WORK TO DO. Copy out each line featuring the string "ylabel" from the entries beneath.

### SUPPLIED MATERIAL

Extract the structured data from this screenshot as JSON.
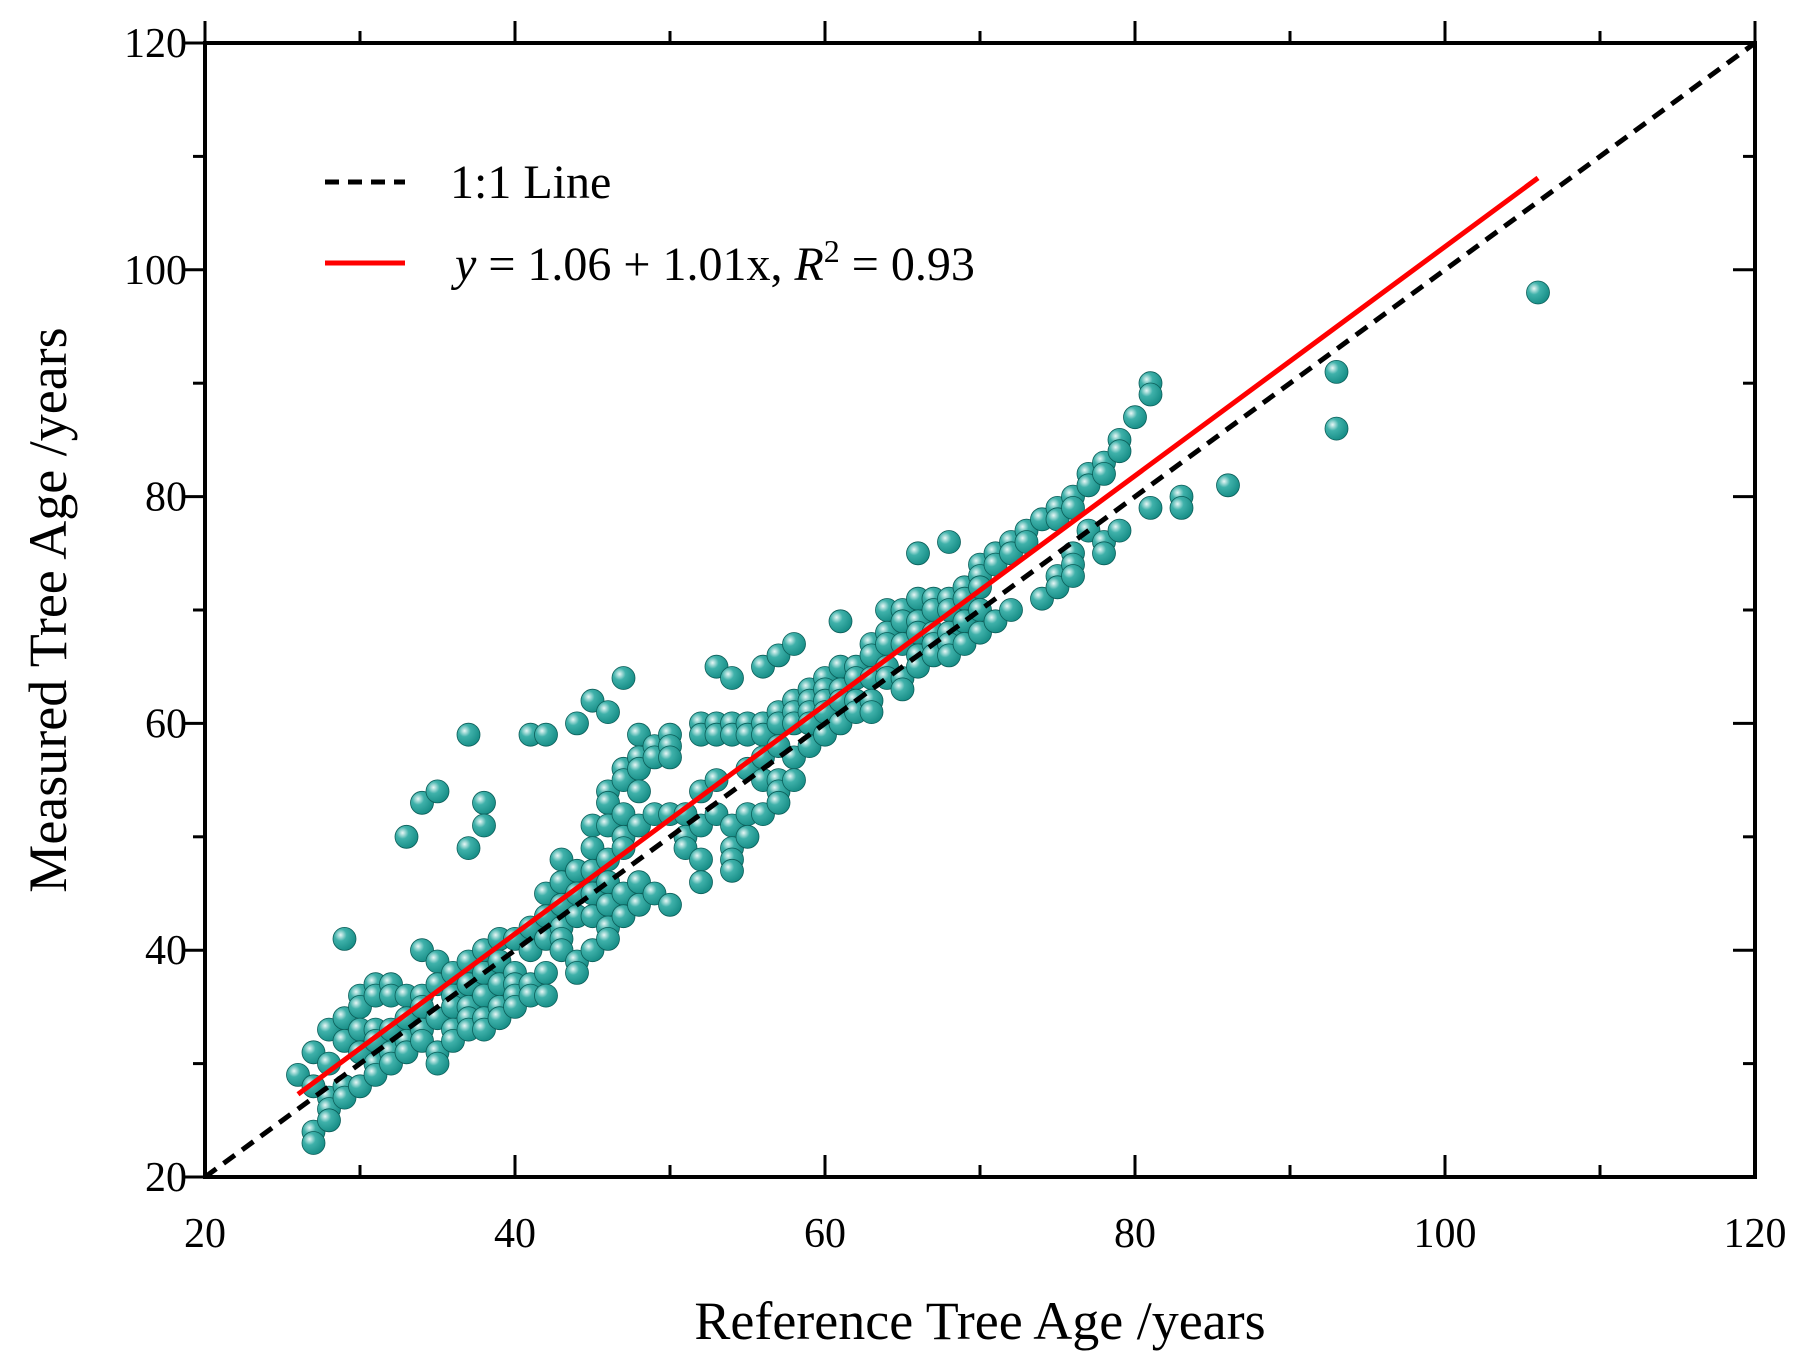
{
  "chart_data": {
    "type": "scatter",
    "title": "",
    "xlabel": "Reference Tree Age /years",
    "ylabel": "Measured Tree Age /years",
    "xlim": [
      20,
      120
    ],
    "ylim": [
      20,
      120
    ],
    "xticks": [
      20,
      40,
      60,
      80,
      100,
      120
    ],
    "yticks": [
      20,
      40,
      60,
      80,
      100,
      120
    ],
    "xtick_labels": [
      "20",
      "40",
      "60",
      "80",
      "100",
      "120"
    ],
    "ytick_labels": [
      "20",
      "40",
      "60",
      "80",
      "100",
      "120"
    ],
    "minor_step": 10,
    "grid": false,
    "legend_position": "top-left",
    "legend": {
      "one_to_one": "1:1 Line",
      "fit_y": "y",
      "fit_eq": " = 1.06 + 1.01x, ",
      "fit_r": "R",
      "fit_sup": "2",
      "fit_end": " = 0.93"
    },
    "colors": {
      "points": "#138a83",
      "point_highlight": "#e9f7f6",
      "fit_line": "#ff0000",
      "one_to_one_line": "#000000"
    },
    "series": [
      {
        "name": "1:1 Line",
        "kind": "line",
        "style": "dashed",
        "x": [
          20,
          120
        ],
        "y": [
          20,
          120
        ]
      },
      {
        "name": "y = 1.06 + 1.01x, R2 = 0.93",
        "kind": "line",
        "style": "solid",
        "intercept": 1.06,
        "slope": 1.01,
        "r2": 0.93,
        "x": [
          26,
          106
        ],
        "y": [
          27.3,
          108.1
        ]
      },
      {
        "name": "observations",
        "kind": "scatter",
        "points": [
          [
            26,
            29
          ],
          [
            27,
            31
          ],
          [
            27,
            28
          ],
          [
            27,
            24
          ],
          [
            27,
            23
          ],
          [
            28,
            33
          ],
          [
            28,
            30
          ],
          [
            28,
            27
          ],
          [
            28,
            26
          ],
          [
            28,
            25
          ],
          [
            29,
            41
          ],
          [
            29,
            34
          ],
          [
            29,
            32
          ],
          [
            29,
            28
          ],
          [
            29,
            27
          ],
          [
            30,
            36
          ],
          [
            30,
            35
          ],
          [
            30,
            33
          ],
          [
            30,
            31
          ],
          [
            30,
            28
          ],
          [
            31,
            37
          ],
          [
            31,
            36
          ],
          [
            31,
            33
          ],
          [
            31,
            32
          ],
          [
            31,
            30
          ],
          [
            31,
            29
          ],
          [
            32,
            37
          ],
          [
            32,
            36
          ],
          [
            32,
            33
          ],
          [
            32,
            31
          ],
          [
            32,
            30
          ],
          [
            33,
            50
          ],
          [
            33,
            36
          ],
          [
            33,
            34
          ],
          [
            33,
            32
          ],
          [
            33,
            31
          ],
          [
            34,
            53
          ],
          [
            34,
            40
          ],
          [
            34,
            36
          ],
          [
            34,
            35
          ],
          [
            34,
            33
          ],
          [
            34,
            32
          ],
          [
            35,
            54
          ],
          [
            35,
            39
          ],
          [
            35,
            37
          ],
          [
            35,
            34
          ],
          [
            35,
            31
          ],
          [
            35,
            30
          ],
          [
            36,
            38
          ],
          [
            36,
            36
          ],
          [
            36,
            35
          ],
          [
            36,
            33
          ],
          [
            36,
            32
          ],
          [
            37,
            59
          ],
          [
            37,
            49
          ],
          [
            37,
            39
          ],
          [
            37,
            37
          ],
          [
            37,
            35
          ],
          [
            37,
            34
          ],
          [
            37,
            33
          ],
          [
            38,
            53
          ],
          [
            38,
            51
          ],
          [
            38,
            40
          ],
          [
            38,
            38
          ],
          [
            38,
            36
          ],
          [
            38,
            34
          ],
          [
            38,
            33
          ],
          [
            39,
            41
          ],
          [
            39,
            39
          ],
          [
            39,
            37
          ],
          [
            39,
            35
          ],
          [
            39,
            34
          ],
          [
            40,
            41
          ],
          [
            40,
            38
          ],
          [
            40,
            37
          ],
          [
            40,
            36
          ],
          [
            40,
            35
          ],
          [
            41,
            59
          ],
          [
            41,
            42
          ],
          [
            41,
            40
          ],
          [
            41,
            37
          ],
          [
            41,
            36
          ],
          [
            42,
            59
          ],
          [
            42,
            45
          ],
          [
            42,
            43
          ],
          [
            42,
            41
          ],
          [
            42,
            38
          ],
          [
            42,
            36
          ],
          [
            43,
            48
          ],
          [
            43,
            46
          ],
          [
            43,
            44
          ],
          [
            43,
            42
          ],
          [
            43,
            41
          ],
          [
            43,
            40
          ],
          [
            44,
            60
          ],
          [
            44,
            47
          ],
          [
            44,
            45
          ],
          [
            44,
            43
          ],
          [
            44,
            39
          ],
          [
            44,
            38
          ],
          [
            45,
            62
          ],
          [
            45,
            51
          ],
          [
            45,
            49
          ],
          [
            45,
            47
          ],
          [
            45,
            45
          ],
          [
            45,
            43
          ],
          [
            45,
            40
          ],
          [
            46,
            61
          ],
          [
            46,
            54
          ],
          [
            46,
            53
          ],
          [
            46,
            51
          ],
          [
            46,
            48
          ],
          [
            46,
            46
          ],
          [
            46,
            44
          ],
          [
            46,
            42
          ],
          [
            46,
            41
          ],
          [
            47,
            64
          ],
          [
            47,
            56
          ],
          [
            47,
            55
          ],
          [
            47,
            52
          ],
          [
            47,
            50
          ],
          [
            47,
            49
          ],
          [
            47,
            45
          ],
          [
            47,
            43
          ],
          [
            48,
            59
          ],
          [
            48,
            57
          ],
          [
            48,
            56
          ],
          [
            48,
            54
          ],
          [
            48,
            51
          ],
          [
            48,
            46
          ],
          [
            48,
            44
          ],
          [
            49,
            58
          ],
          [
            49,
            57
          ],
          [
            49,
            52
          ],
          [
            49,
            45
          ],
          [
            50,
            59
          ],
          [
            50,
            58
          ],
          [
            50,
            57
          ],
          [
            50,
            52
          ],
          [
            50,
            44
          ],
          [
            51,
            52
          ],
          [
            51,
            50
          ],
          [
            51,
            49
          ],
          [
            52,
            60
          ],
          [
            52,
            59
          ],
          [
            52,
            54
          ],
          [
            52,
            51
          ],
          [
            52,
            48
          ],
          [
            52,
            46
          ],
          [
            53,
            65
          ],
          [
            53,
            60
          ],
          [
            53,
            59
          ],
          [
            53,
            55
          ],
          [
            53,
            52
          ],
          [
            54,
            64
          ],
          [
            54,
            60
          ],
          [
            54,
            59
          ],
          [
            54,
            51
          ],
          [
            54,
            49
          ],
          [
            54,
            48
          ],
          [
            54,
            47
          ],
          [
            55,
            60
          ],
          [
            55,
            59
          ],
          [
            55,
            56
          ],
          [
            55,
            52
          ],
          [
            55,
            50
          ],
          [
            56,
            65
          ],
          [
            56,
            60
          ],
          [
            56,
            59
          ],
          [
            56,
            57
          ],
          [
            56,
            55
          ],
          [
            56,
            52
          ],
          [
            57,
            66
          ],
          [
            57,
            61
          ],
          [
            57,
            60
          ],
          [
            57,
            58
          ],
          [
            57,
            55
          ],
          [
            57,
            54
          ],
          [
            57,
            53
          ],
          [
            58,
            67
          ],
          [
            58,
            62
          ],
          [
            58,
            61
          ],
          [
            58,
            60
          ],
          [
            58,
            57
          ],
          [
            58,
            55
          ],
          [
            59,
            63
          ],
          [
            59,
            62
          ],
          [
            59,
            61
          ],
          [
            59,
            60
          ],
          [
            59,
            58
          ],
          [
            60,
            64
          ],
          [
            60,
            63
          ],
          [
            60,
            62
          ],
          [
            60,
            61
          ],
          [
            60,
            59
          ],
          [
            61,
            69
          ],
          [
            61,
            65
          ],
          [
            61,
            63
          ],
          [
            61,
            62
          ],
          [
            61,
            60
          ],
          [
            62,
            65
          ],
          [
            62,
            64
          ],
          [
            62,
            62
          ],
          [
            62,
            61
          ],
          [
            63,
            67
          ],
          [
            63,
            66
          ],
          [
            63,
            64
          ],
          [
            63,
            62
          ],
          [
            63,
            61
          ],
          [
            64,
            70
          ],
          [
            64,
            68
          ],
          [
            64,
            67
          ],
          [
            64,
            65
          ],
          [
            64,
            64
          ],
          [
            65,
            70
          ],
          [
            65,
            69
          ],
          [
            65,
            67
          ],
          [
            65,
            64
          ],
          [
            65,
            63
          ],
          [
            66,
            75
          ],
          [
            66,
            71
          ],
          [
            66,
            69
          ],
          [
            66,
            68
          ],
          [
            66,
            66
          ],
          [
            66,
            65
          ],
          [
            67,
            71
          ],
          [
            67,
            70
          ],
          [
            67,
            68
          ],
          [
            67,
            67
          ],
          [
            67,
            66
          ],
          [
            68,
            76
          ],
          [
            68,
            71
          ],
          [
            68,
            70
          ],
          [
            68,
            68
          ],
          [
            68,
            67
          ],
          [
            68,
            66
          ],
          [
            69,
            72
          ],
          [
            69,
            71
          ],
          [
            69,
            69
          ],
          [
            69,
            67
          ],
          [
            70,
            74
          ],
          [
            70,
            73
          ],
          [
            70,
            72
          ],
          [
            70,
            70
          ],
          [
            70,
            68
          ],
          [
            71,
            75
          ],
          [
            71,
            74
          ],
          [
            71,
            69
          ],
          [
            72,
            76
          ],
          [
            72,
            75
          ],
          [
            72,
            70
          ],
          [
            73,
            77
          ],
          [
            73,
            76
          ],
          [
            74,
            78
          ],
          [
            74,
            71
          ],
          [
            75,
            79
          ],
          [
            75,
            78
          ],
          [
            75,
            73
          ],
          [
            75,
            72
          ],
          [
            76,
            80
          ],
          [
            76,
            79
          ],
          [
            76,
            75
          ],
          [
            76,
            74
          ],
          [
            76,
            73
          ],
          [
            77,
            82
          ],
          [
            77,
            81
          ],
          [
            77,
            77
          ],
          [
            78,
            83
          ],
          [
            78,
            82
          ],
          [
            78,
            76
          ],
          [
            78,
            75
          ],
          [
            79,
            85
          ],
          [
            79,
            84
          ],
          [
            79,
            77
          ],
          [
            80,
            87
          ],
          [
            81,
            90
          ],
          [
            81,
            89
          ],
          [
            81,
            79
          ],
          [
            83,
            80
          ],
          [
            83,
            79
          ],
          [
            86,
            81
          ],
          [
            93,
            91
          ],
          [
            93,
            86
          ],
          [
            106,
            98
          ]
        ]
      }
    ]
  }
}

######
### SUPPLIED MATERIAL

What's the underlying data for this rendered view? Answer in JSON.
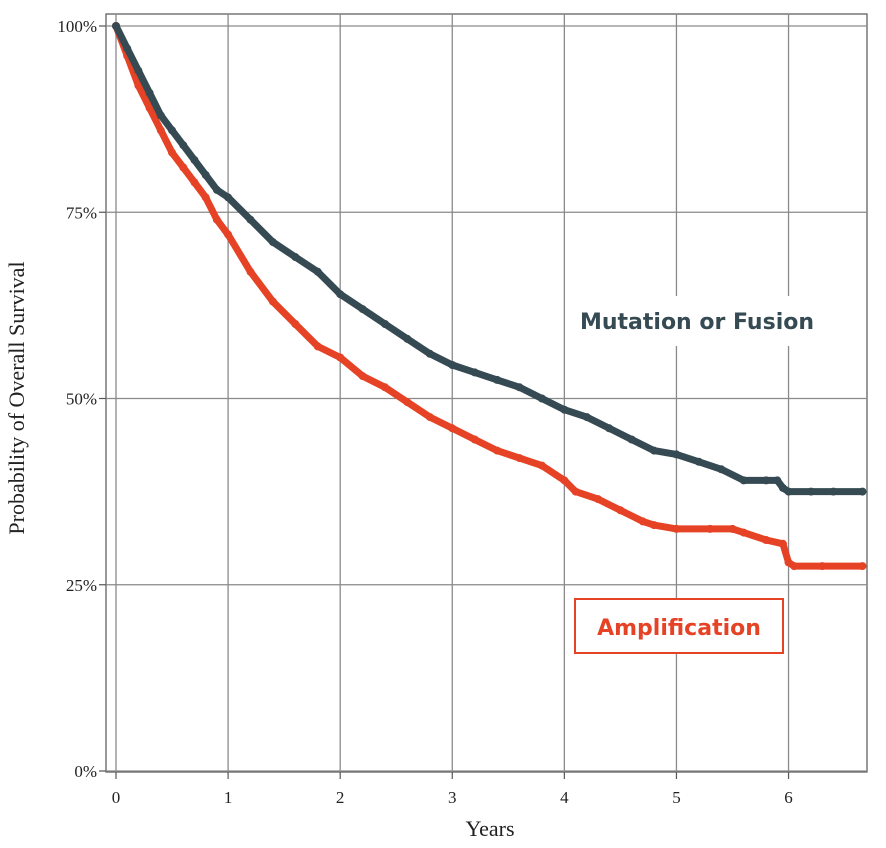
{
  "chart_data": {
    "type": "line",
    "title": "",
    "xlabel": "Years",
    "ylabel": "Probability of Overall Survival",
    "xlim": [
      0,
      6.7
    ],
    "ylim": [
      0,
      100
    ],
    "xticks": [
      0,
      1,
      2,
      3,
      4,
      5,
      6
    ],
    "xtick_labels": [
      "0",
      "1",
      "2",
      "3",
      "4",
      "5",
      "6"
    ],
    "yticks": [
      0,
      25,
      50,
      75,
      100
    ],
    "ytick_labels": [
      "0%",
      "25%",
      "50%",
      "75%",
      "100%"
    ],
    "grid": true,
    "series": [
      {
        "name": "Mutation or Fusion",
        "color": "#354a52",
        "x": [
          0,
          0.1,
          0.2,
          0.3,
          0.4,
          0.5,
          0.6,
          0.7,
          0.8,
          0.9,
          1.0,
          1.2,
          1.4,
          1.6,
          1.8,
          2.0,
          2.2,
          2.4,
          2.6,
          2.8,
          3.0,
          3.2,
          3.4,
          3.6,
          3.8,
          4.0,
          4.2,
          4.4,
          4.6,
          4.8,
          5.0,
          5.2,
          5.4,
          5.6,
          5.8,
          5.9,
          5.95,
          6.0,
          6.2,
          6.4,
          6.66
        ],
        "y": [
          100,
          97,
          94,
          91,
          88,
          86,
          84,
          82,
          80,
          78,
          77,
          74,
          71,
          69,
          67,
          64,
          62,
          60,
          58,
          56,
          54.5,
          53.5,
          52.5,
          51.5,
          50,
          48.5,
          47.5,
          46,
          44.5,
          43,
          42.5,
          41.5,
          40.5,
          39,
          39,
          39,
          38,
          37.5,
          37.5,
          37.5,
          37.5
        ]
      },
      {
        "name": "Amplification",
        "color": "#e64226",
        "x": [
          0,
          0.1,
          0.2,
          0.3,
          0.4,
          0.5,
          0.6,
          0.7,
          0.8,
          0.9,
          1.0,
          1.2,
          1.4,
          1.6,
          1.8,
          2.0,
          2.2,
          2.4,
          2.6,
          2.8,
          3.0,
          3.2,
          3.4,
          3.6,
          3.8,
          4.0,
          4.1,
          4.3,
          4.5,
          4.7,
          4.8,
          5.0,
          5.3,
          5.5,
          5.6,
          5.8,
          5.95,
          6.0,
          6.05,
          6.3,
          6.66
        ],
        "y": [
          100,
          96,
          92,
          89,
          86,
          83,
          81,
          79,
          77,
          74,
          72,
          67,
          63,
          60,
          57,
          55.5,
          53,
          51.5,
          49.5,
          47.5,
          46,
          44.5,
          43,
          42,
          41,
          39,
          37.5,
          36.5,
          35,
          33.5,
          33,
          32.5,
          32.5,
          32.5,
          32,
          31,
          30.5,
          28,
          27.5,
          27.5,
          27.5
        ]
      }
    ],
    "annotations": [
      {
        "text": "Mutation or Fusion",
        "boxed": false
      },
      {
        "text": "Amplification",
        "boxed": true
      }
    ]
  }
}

######

RESULT.
    "ylabel": "Measured Tree Age /years",
    "ylabel": "Probability of Overall Survival",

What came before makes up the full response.